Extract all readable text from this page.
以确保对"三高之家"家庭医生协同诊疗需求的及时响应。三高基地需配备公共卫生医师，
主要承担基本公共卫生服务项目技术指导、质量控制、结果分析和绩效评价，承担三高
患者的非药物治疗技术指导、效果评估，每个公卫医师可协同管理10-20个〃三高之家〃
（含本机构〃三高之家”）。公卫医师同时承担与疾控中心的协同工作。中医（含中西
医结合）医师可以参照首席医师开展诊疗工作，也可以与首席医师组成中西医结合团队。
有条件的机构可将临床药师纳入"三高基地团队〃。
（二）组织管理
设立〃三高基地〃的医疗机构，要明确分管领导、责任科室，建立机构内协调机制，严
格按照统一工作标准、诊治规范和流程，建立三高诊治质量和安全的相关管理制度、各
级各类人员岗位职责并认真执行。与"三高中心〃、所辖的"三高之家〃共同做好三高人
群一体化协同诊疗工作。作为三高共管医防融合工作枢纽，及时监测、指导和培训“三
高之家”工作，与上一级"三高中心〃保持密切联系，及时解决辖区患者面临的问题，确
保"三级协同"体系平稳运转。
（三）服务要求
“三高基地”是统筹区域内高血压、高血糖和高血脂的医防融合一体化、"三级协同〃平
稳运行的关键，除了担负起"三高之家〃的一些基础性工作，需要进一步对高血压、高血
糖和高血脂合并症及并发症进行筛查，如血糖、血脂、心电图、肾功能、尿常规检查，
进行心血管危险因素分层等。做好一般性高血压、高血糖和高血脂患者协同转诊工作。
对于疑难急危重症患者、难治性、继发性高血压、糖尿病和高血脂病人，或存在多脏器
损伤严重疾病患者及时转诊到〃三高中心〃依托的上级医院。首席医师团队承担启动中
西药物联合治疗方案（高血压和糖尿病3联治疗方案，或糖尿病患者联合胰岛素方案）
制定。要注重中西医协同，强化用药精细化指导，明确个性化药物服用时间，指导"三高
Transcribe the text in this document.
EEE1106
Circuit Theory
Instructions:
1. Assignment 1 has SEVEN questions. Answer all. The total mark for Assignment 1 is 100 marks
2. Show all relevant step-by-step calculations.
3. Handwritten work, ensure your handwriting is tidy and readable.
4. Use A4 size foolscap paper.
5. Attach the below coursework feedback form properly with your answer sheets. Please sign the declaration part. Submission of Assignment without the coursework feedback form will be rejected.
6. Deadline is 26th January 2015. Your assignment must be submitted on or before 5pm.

□ □ □

(Aim of the task): State how many lines of the records above contain the word "三高中心", and give only that number.

(Solution to this problem): 3